Work required: Reproduce all the lines below exactly and omit the images.

▬▬▬

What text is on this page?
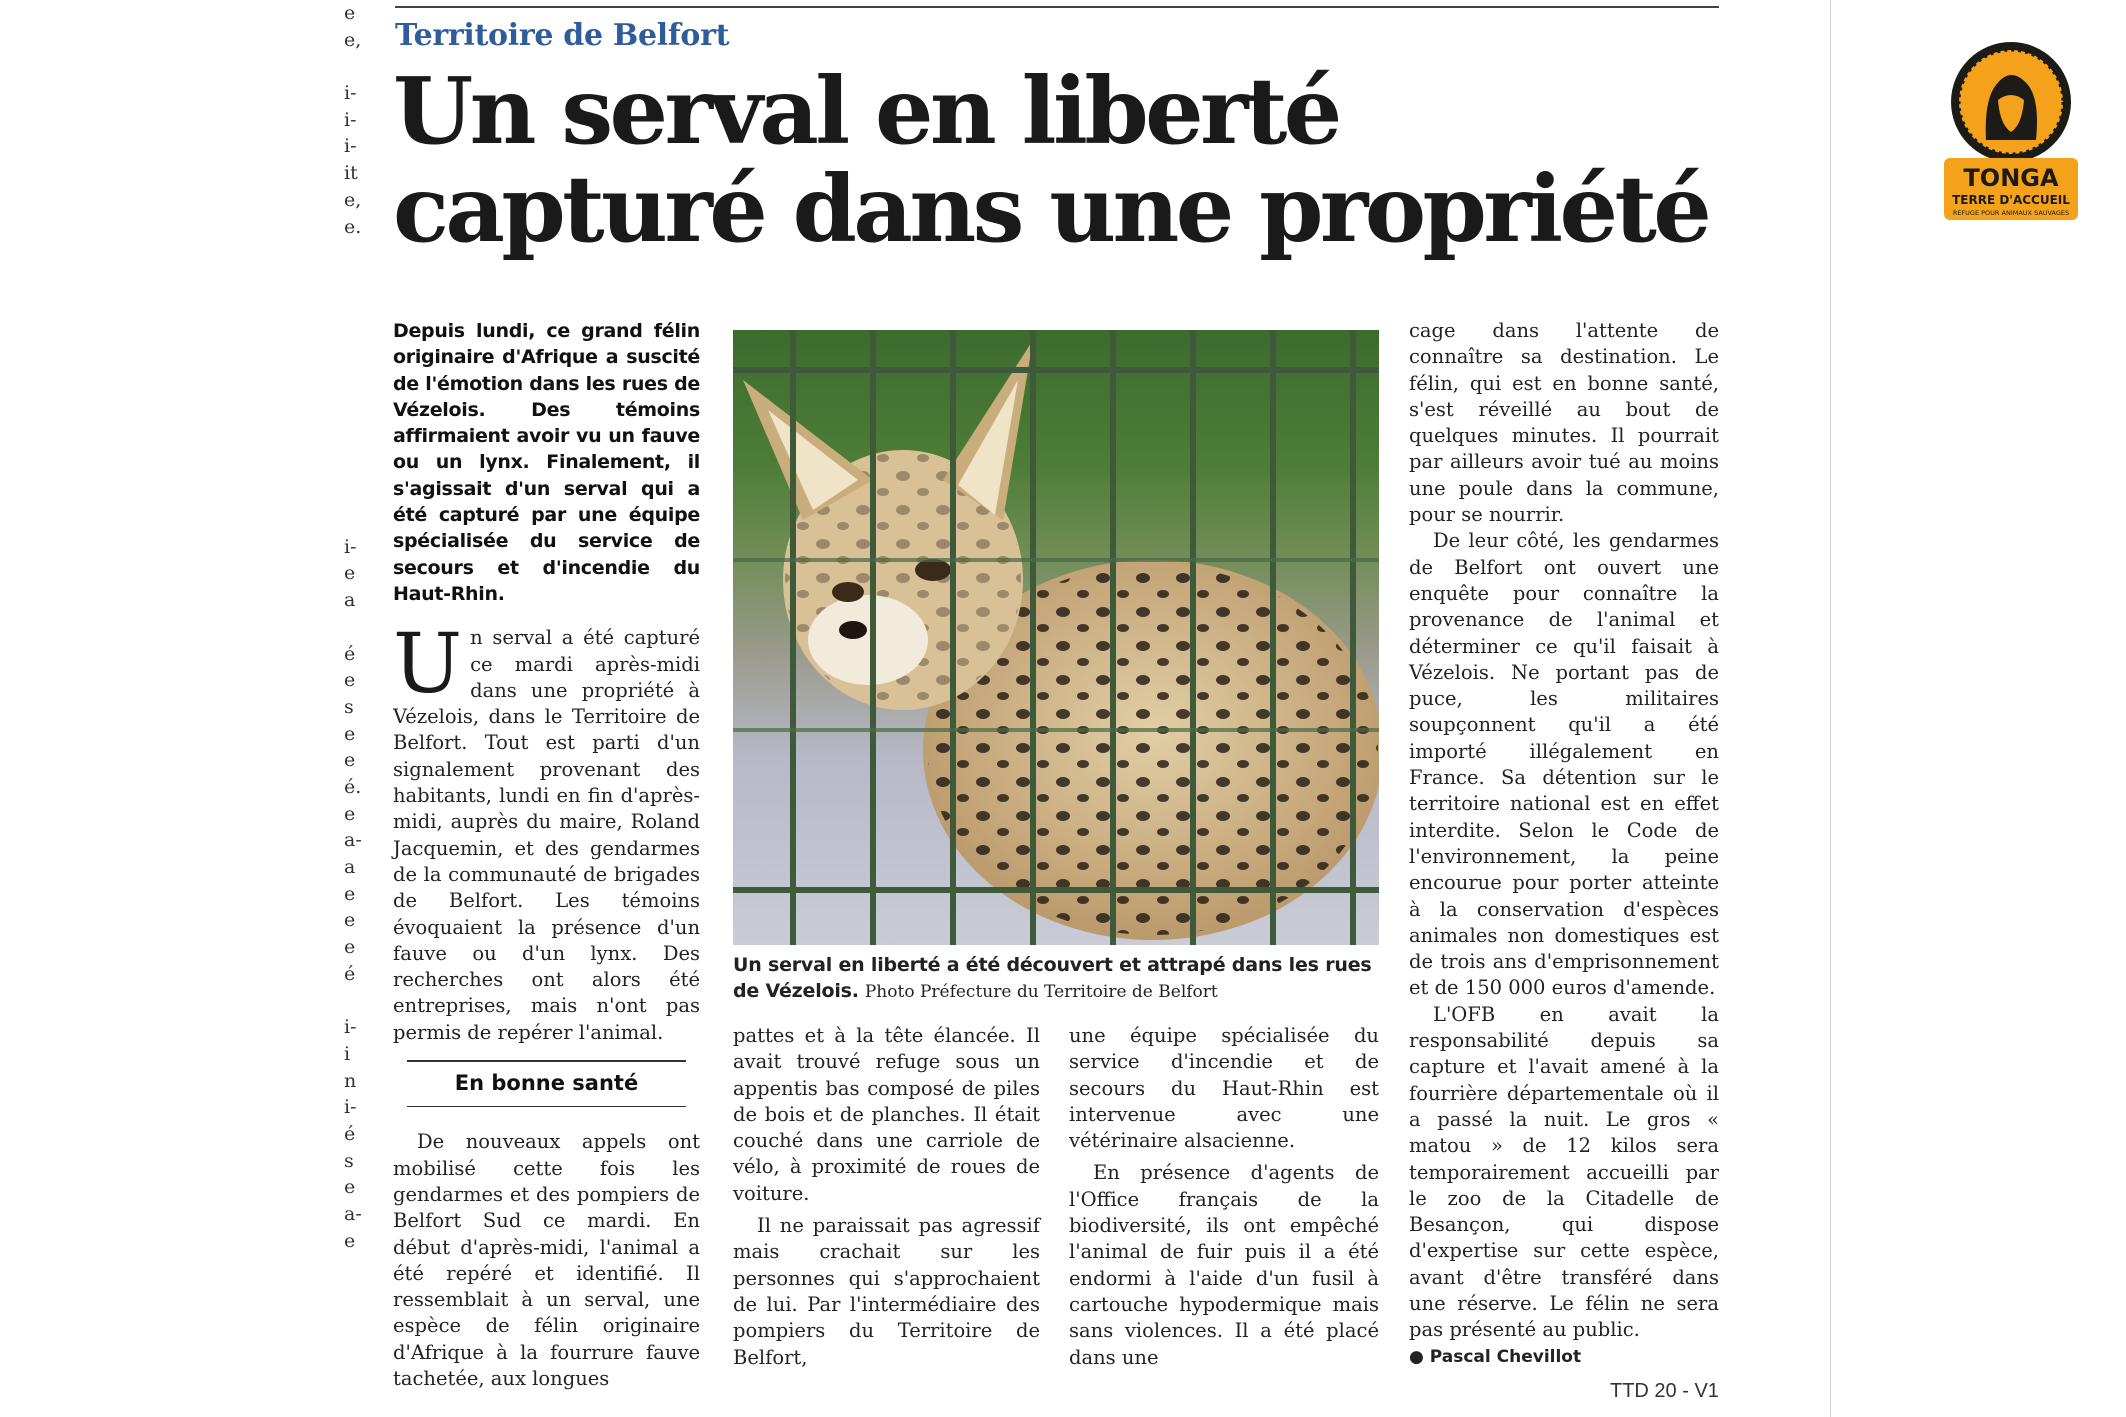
e
e,
i-
i-
i-
it
e,
e.
i-
e
a
é
e
s
e
e
é.
e
a-
a
e
e
e
é
i-
i
n
i-
é
s
e
a-
e
Territoire de Belfort
Un serval en liberté capturé dans une propriété

Depuis lundi, ce grand félin originaire d'Afrique a suscité de l'émotion dans les rues de Vézelois. Des témoins affirmaient avoir vu un fauve ou un lynx. Finalement, il s'agissait d'un serval qui a été capturé par une équipe spécialisée du service de secours et d'incendie du Haut-Rhin.

Un serval a été capturé ce mardi après-midi dans une propriété à Vézelois, dans le Territoire de Belfort. Tout est parti d'un signalement provenant des habitants, lundi en fin d'après-midi, auprès du maire, Roland Jacquemin, et des gendarmes de la communauté de brigades de Belfort. Les témoins évoquaient la présence d'un fauve ou d'un lynx. Des recherches ont alors été entreprises, mais n'ont pas permis de repérer l'animal.

En bonne santé

De nouveaux appels ont mobilisé cette fois les gendarmes et des pompiers de Belfort Sud ce mardi. En début d'après-midi, l'animal a été repéré et identifié. Il ressemblait à un serval, une espèce de félin originaire d'Afrique à la fourrure fauve tachetée, aux longues

Un serval en liberté a été découvert et attrapé dans les rues de Vézelois. Photo Préfecture du Territoire de Belfort

pattes et à la tête élancée. Il avait trouvé refuge sous un appentis bas composé de piles de bois et de planches. Il était couché dans une carriole de vélo, à proximité de roues de voiture.

Il ne paraissait pas agressif mais crachait sur les personnes qui s'approchaient de lui. Par l'intermédiaire des pompiers du Territoire de Belfort,

une équipe spécialisée du service d'incendie et de secours du Haut-Rhin est intervenue avec une vétérinaire alsacienne.

En présence d'agents de l'Office français de la biodiversité, ils ont empêché l'animal de fuir puis il a été endormi à l'aide d'un fusil à cartouche hypodermique mais sans violences. Il a été placé dans une

cage dans l'attente de connaître sa destination. Le félin, qui est en bonne santé, s'est réveillé au bout de quelques minutes. Il pourrait par ailleurs avoir tué au moins une poule dans la commune, pour se nourrir.

De leur côté, les gendarmes de Belfort ont ouvert une enquête pour connaître la provenance de l'animal et déterminer ce qu'il faisait à Vézelois. Ne portant pas de puce, les militaires soupçonnent qu'il a été importé illégalement en France. Sa détention sur le territoire national est en effet interdite. Selon le Code de l'environnement, la peine encourue pour porter atteinte à la conservation d'espèces animales non domestiques est de trois ans d'emprisonnement et de 150 000 euros d'amende.

L'OFB en avait la responsabilité depuis sa capture et l'avait amené à la fourrière départementale où il a passé la nuit. Le gros « matou » de 12 kilos sera temporairement accueilli par le zoo de la Citadelle de Besançon, qui dispose d'expertise sur cette espèce, avant d'être transféré dans une réserve. Le félin ne sera pas présenté au public.

● Pascal Chevillot

TTD 20 - V1
TONGA
TERRE D'ACCUEIL
REFUGE POUR ANIMAUX SAUVAGES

▬▬▬

Task solution:
What text is on this page?
e
e,
i-
i-
i-
it
e,
e.
i-
e
a
é
e
s
e
e
é.
e
a-
a
e
e
e
é
i-
i
n
i-
é
s
e
a-
e
Territoire de Belfort
Un serval en liberté capturé dans une propriété

Depuis lundi, ce grand félin originaire d'Afrique a suscité de l'émotion dans les rues de Vézelois. Des témoins affirmaient avoir vu un fauve ou un lynx. Finalement, il s'agissait d'un serval qui a été capturé par une équipe spécialisée du service de secours et d'incendie du Haut-Rhin.

Un serval a été capturé ce mardi après-midi dans une propriété à Vézelois, dans le Territoire de Belfort. Tout est parti d'un signalement provenant des habitants, lundi en fin d'après-midi, auprès du maire, Roland Jacquemin, et des gendarmes de la communauté de brigades de Belfort. Les témoins évoquaient la présence d'un fauve ou d'un lynx. Des recherches ont alors été entreprises, mais n'ont pas permis de repérer l'animal.

En bonne santé

De nouveaux appels ont mobilisé cette fois les gendarmes et des pompiers de Belfort Sud ce mardi. En début d'après-midi, l'animal a été repéré et identifié. Il ressemblait à un serval, une espèce de félin originaire d'Afrique à la fourrure fauve tachetée, aux longues

Un serval en liberté a été découvert et attrapé dans les rues de Vézelois. Photo Préfecture du Territoire de Belfort

pattes et à la tête élancée. Il avait trouvé refuge sous un appentis bas composé de piles de bois et de planches. Il était couché dans une carriole de vélo, à proximité de roues de voiture.

Il ne paraissait pas agressif mais crachait sur les personnes qui s'approchaient de lui. Par l'intermédiaire des pompiers du Territoire de Belfort,

une équipe spécialisée du service d'incendie et de secours du Haut-Rhin est intervenue avec une vétérinaire alsacienne.

En présence d'agents de l'Office français de la biodiversité, ils ont empêché l'animal de fuir puis il a été endormi à l'aide d'un fusil à cartouche hypodermique mais sans violences. Il a été placé dans une

cage dans l'attente de connaître sa destination. Le félin, qui est en bonne santé, s'est réveillé au bout de quelques minutes. Il pourrait par ailleurs avoir tué au moins une poule dans la commune, pour se nourrir.

De leur côté, les gendarmes de Belfort ont ouvert une enquête pour connaître la provenance de l'animal et déterminer ce qu'il faisait à Vézelois. Ne portant pas de puce, les militaires soupçonnent qu'il a été importé illégalement en France. Sa détention sur le territoire national est en effet interdite. Selon le Code de l'environnement, la peine encourue pour porter atteinte à la conservation d'espèces animales non domestiques est de trois ans d'emprisonnement et de 150 000 euros d'amende.

L'OFB en avait la responsabilité depuis sa capture et l'avait amené à la fourrière départementale où il a passé la nuit. Le gros « matou » de 12 kilos sera temporairement accueilli par le zoo de la Citadelle de Besançon, qui dispose d'expertise sur cette espèce, avant d'être transféré dans une réserve. Le félin ne sera pas présenté au public.

● Pascal Chevillot

TTD 20 - V1
TONGA
TERRE D'ACCUEIL
REFUGE POUR ANIMAUX SAUVAGES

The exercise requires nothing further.